Aim of the task —
Copy the data below exactly.

Raw data —
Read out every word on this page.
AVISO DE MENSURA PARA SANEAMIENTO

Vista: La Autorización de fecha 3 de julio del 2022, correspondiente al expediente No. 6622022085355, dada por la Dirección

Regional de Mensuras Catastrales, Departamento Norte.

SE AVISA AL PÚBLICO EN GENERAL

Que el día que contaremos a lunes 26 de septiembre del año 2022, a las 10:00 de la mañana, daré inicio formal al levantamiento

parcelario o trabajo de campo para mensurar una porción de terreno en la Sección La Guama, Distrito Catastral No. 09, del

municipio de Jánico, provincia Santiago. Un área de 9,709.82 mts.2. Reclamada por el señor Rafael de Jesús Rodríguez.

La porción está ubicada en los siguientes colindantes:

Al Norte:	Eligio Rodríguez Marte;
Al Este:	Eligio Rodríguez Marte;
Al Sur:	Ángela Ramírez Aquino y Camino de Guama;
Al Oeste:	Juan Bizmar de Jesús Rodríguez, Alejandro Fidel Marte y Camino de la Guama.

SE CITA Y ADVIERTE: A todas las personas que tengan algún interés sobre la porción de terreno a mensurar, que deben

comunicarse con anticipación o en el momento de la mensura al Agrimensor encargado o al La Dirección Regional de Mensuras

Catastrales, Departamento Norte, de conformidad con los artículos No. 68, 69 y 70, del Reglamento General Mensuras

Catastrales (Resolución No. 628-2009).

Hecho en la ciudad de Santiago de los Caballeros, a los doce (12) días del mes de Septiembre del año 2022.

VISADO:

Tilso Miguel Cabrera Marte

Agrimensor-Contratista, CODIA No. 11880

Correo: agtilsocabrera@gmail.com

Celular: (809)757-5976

Task output —
Read out every word on this page.
AVISO DE MENSURA PARA SANEAMIENTO

Vista: La Autorización de fecha 3 de julio del 2022, correspondiente al expediente No. 6622022085355, dada por la Dirección

Regional de Mensuras Catastrales, Departamento Norte.

SE AVISA AL PÚBLICO EN GENERAL

Que el día que contaremos a lunes 26 de septiembre del año 2022, a las 10:00 de la mañana, daré inicio formal al levantamiento

parcelario o trabajo de campo para mensurar una porción de terreno en la Sección La Guama, Distrito Catastral No. 09, del

municipio de Jánico, provincia Santiago. Un área de 9,709.82 mts.2. Reclamada por el señor Rafael de Jesús Rodríguez.

La porción está ubicada en los siguientes colindantes:

Al Norte:	Eligio Rodríguez Marte;
Al Este:	Eligio Rodríguez Marte;
Al Sur:	Ángela Ramírez Aquino y Camino de Guama;
Al Oeste:	Juan Bizmar de Jesús Rodríguez, Alejandro Fidel Marte y Camino de la Guama.

SE CITA Y ADVIERTE: A todas las personas que tengan algún interés sobre la porción de terreno a mensurar, que deben

comunicarse con anticipación o en el momento de la mensura al Agrimensor encargado o al La Dirección Regional de Mensuras

Catastrales, Departamento Norte, de conformidad con los artículos No. 68, 69 y 70, del Reglamento General Mensuras

Catastrales (Resolución No. 628-2009).

Hecho en la ciudad de Santiago de los Caballeros, a los doce (12) días del mes de Septiembre del año 2022.

VISADO:

Tilso Miguel Cabrera Marte

Agrimensor-Contratista, CODIA No. 11880

Correo: agtilsocabrera@gmail.com

Celular: (809)757-5976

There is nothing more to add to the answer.